- _YOUR GOAL_: Emit the entire listing verbatim.

- _ENTRIES_:
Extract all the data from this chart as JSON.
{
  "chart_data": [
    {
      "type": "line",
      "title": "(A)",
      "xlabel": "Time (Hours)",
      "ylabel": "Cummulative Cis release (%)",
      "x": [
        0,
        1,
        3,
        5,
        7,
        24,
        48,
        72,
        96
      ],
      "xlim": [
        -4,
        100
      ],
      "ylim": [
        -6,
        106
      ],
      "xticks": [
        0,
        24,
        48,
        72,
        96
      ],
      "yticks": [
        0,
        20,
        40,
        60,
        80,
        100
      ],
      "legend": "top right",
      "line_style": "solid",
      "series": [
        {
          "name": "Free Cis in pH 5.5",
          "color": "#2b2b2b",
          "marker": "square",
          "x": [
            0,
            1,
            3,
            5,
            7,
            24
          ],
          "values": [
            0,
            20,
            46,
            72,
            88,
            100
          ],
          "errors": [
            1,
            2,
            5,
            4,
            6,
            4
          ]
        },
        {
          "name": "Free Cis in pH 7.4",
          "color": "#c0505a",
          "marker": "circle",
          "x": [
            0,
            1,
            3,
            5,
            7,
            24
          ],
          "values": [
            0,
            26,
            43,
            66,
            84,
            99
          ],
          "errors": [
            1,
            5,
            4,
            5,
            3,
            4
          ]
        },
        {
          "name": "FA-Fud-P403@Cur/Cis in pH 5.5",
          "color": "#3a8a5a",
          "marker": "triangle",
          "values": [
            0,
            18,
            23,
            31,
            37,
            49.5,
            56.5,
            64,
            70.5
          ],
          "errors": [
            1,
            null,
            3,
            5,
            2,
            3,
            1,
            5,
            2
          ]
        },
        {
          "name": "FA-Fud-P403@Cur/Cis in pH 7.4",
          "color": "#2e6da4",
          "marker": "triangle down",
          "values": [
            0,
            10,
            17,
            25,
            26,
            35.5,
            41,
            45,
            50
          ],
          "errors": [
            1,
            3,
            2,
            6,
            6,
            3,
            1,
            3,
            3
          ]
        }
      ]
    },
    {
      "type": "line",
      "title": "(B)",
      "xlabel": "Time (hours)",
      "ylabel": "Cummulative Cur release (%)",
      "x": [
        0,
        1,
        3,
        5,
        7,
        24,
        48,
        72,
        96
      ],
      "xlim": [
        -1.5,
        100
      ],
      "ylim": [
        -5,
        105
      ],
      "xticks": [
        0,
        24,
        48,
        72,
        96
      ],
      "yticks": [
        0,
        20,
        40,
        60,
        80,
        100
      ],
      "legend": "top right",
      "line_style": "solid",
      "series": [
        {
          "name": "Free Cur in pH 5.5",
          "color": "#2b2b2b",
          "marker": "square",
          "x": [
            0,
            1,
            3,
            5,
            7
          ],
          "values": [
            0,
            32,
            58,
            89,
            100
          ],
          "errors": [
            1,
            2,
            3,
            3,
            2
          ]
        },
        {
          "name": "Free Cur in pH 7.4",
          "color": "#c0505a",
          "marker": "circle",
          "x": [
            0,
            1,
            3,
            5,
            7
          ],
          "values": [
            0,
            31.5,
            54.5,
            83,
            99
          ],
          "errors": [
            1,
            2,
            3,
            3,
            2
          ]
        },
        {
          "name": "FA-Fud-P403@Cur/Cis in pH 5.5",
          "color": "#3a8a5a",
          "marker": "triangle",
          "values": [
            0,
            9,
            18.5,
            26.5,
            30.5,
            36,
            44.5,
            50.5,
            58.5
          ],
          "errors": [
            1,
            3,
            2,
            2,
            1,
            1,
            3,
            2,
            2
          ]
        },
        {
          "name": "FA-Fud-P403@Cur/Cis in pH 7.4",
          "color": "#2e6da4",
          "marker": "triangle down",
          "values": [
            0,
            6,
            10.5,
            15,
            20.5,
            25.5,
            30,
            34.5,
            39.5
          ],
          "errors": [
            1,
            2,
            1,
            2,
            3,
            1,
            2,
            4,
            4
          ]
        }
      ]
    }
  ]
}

- _OUTPUT FOR THIS TASK_:
Extract all the data from this chart as JSON.
{
  "chart_data": [
    {
      "type": "line",
      "title": "(A)",
      "xlabel": "Time (Hours)",
      "ylabel": "Cummulative Cis release (%)",
      "x": [
        0,
        1,
        3,
        5,
        7,
        24,
        48,
        72,
        96
      ],
      "xlim": [
        -4,
        100
      ],
      "ylim": [
        -6,
        106
      ],
      "xticks": [
        0,
        24,
        48,
        72,
        96
      ],
      "yticks": [
        0,
        20,
        40,
        60,
        80,
        100
      ],
      "legend": "top right",
      "line_style": "solid",
      "series": [
        {
          "name": "Free Cis in pH 5.5",
          "color": "#2b2b2b",
          "marker": "square",
          "x": [
            0,
            1,
            3,
            5,
            7,
            24
          ],
          "values": [
            0,
            20,
            46,
            72,
            88,
            100
          ],
          "errors": [
            1,
            2,
            5,
            4,
            6,
            4
          ]
        },
        {
          "name": "Free Cis in pH 7.4",
          "color": "#c0505a",
          "marker": "circle",
          "x": [
            0,
            1,
            3,
            5,
            7,
            24
          ],
          "values": [
            0,
            26,
            43,
            66,
            84,
            99
          ],
          "errors": [
            1,
            5,
            4,
            5,
            3,
            4
          ]
        },
        {
          "name": "FA-Fud-P403@Cur/Cis in pH 5.5",
          "color": "#3a8a5a",
          "marker": "triangle",
          "values": [
            0,
            18,
            23,
            31,
            37,
            49.5,
            56.5,
            64,
            70.5
          ],
          "errors": [
            1,
            null,
            3,
            5,
            2,
            3,
            1,
            5,
            2
          ]
        },
        {
          "name": "FA-Fud-P403@Cur/Cis in pH 7.4",
          "color": "#2e6da4",
          "marker": "triangle down",
          "values": [
            0,
            10,
            17,
            25,
            26,
            35.5,
            41,
            45,
            50
          ],
          "errors": [
            1,
            3,
            2,
            6,
            6,
            3,
            1,
            3,
            3
          ]
        }
      ]
    },
    {
      "type": "line",
      "title": "(B)",
      "xlabel": "Time (hours)",
      "ylabel": "Cummulative Cur release (%)",
      "x": [
        0,
        1,
        3,
        5,
        7,
        24,
        48,
        72,
        96
      ],
      "xlim": [
        -1.5,
        100
      ],
      "ylim": [
        -5,
        105
      ],
      "xticks": [
        0,
        24,
        48,
        72,
        96
      ],
      "yticks": [
        0,
        20,
        40,
        60,
        80,
        100
      ],
      "legend": "top right",
      "line_style": "solid",
      "series": [
        {
          "name": "Free Cur in pH 5.5",
          "color": "#2b2b2b",
          "marker": "square",
          "x": [
            0,
            1,
            3,
            5,
            7
          ],
          "values": [
            0,
            32,
            58,
            89,
            100
          ],
          "errors": [
            1,
            2,
            3,
            3,
            2
          ]
        },
        {
          "name": "Free Cur in pH 7.4",
          "color": "#c0505a",
          "marker": "circle",
          "x": [
            0,
            1,
            3,
            5,
            7
          ],
          "values": [
            0,
            31.5,
            54.5,
            83,
            99
          ],
          "errors": [
            1,
            2,
            3,
            3,
            2
          ]
        },
        {
          "name": "FA-Fud-P403@Cur/Cis in pH 5.5",
          "color": "#3a8a5a",
          "marker": "triangle",
          "values": [
            0,
            9,
            18.5,
            26.5,
            30.5,
            36,
            44.5,
            50.5,
            58.5
          ],
          "errors": [
            1,
            3,
            2,
            2,
            1,
            1,
            3,
            2,
            2
          ]
        },
        {
          "name": "FA-Fud-P403@Cur/Cis in pH 7.4",
          "color": "#2e6da4",
          "marker": "triangle down",
          "values": [
            0,
            6,
            10.5,
            15,
            20.5,
            25.5,
            30,
            34.5,
            39.5
          ],
          "errors": [
            1,
            2,
            1,
            2,
            3,
            1,
            2,
            4,
            4
          ]
        }
      ]
    }
  ]
}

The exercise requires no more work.